## [Exercise objective]
Return the records that follow, matching each one exactly.

━━━ Information provided

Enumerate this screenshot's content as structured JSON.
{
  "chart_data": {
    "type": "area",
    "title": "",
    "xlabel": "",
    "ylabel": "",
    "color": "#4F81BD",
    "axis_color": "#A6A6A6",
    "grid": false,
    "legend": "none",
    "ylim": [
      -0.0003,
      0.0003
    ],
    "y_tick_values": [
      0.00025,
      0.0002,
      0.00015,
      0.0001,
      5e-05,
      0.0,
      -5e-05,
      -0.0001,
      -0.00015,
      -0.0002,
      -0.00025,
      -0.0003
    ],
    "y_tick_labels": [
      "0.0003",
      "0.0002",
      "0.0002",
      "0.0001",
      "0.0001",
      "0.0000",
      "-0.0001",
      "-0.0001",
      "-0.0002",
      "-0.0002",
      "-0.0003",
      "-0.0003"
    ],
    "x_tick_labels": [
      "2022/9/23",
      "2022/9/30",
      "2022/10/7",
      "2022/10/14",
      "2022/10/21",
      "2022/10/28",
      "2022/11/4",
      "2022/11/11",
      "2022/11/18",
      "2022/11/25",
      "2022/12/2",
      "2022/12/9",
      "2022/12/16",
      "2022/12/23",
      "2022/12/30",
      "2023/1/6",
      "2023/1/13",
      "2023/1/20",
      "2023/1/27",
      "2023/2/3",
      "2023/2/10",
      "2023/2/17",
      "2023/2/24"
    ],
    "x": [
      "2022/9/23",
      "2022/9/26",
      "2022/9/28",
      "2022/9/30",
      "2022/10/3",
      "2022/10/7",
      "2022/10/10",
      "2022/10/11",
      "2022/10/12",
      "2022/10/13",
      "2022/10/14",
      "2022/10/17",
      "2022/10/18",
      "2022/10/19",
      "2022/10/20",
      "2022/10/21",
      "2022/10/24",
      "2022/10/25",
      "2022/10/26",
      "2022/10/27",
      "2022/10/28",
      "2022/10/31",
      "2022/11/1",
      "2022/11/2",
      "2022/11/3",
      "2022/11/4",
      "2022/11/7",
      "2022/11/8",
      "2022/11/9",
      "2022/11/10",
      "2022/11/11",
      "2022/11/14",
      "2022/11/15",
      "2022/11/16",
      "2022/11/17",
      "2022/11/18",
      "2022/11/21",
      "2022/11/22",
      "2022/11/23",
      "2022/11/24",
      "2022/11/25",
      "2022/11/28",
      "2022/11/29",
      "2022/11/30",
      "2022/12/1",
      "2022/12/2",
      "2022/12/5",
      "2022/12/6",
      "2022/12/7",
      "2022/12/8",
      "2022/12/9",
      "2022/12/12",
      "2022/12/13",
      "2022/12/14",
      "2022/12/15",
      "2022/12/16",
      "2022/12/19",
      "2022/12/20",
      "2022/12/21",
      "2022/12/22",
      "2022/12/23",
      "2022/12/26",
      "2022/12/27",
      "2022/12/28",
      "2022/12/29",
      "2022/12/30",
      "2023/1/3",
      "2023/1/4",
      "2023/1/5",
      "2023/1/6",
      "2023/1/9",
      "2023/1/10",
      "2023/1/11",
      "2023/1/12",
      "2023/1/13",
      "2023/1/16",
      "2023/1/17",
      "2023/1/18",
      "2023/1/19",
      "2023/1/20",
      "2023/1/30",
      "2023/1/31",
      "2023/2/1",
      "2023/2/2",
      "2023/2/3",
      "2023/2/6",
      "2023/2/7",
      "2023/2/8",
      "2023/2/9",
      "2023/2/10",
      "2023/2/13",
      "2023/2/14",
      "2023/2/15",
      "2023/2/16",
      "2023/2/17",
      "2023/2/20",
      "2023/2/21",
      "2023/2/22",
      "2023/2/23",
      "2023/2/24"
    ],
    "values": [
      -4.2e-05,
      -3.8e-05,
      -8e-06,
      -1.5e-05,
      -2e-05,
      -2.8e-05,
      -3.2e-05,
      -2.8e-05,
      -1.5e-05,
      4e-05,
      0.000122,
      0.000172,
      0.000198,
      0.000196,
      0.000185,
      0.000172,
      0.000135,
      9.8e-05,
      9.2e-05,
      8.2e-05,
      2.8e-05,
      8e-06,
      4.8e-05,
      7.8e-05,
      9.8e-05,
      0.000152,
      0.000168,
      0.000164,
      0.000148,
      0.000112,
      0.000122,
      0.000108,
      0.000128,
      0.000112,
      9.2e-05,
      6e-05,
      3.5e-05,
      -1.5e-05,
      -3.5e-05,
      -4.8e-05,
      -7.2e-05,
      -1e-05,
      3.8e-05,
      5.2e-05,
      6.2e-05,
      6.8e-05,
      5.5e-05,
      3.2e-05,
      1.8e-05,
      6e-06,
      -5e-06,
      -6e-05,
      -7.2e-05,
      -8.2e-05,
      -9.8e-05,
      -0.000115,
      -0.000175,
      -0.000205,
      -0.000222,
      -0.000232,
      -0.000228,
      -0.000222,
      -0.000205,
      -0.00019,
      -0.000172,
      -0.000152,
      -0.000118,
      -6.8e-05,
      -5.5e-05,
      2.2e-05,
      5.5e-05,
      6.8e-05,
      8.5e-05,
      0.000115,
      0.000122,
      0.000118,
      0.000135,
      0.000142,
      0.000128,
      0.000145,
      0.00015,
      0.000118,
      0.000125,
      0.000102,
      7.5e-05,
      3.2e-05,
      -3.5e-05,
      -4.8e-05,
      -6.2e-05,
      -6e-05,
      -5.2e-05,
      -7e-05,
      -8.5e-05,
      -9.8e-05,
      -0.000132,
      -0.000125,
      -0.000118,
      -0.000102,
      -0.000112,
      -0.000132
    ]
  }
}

━━━━━━

## [Exercise output]
Enumerate this screenshot's content as structured JSON.
{
  "chart_data": {
    "type": "area",
    "title": "",
    "xlabel": "",
    "ylabel": "",
    "color": "#4F81BD",
    "axis_color": "#A6A6A6",
    "grid": false,
    "legend": "none",
    "ylim": [
      -0.0003,
      0.0003
    ],
    "y_tick_values": [
      0.00025,
      0.0002,
      0.00015,
      0.0001,
      5e-05,
      0.0,
      -5e-05,
      -0.0001,
      -0.00015,
      -0.0002,
      -0.00025,
      -0.0003
    ],
    "y_tick_labels": [
      "0.0003",
      "0.0002",
      "0.0002",
      "0.0001",
      "0.0001",
      "0.0000",
      "-0.0001",
      "-0.0001",
      "-0.0002",
      "-0.0002",
      "-0.0003",
      "-0.0003"
    ],
    "x_tick_labels": [
      "2022/9/23",
      "2022/9/30",
      "2022/10/7",
      "2022/10/14",
      "2022/10/21",
      "2022/10/28",
      "2022/11/4",
      "2022/11/11",
      "2022/11/18",
      "2022/11/25",
      "2022/12/2",
      "2022/12/9",
      "2022/12/16",
      "2022/12/23",
      "2022/12/30",
      "2023/1/6",
      "2023/1/13",
      "2023/1/20",
      "2023/1/27",
      "2023/2/3",
      "2023/2/10",
      "2023/2/17",
      "2023/2/24"
    ],
    "x": [
      "2022/9/23",
      "2022/9/26",
      "2022/9/28",
      "2022/9/30",
      "2022/10/3",
      "2022/10/7",
      "2022/10/10",
      "2022/10/11",
      "2022/10/12",
      "2022/10/13",
      "2022/10/14",
      "2022/10/17",
      "2022/10/18",
      "2022/10/19",
      "2022/10/20",
      "2022/10/21",
      "2022/10/24",
      "2022/10/25",
      "2022/10/26",
      "2022/10/27",
      "2022/10/28",
      "2022/10/31",
      "2022/11/1",
      "2022/11/2",
      "2022/11/3",
      "2022/11/4",
      "2022/11/7",
      "2022/11/8",
      "2022/11/9",
      "2022/11/10",
      "2022/11/11",
      "2022/11/14",
      "2022/11/15",
      "2022/11/16",
      "2022/11/17",
      "2022/11/18",
      "2022/11/21",
      "2022/11/22",
      "2022/11/23",
      "2022/11/24",
      "2022/11/25",
      "2022/11/28",
      "2022/11/29",
      "2022/11/30",
      "2022/12/1",
      "2022/12/2",
      "2022/12/5",
      "2022/12/6",
      "2022/12/7",
      "2022/12/8",
      "2022/12/9",
      "2022/12/12",
      "2022/12/13",
      "2022/12/14",
      "2022/12/15",
      "2022/12/16",
      "2022/12/19",
      "2022/12/20",
      "2022/12/21",
      "2022/12/22",
      "2022/12/23",
      "2022/12/26",
      "2022/12/27",
      "2022/12/28",
      "2022/12/29",
      "2022/12/30",
      "2023/1/3",
      "2023/1/4",
      "2023/1/5",
      "2023/1/6",
      "2023/1/9",
      "2023/1/10",
      "2023/1/11",
      "2023/1/12",
      "2023/1/13",
      "2023/1/16",
      "2023/1/17",
      "2023/1/18",
      "2023/1/19",
      "2023/1/20",
      "2023/1/30",
      "2023/1/31",
      "2023/2/1",
      "2023/2/2",
      "2023/2/3",
      "2023/2/6",
      "2023/2/7",
      "2023/2/8",
      "2023/2/9",
      "2023/2/10",
      "2023/2/13",
      "2023/2/14",
      "2023/2/15",
      "2023/2/16",
      "2023/2/17",
      "2023/2/20",
      "2023/2/21",
      "2023/2/22",
      "2023/2/23",
      "2023/2/24"
    ],
    "values": [
      -4.2e-05,
      -3.8e-05,
      -8e-06,
      -1.5e-05,
      -2e-05,
      -2.8e-05,
      -3.2e-05,
      -2.8e-05,
      -1.5e-05,
      4e-05,
      0.000122,
      0.000172,
      0.000198,
      0.000196,
      0.000185,
      0.000172,
      0.000135,
      9.8e-05,
      9.2e-05,
      8.2e-05,
      2.8e-05,
      8e-06,
      4.8e-05,
      7.8e-05,
      9.8e-05,
      0.000152,
      0.000168,
      0.000164,
      0.000148,
      0.000112,
      0.000122,
      0.000108,
      0.000128,
      0.000112,
      9.2e-05,
      6e-05,
      3.5e-05,
      -1.5e-05,
      -3.5e-05,
      -4.8e-05,
      -7.2e-05,
      -1e-05,
      3.8e-05,
      5.2e-05,
      6.2e-05,
      6.8e-05,
      5.5e-05,
      3.2e-05,
      1.8e-05,
      6e-06,
      -5e-06,
      -6e-05,
      -7.2e-05,
      -8.2e-05,
      -9.8e-05,
      -0.000115,
      -0.000175,
      -0.000205,
      -0.000222,
      -0.000232,
      -0.000228,
      -0.000222,
      -0.000205,
      -0.00019,
      -0.000172,
      -0.000152,
      -0.000118,
      -6.8e-05,
      -5.5e-05,
      2.2e-05,
      5.5e-05,
      6.8e-05,
      8.5e-05,
      0.000115,
      0.000122,
      0.000118,
      0.000135,
      0.000142,
      0.000128,
      0.000145,
      0.00015,
      0.000118,
      0.000125,
      0.000102,
      7.5e-05,
      3.2e-05,
      -3.5e-05,
      -4.8e-05,
      -6.2e-05,
      -6e-05,
      -5.2e-05,
      -7e-05,
      -8.5e-05,
      -9.8e-05,
      -0.000132,
      -0.000125,
      -0.000118,
      -0.000102,
      -0.000112,
      -0.000132
    ]
  }
}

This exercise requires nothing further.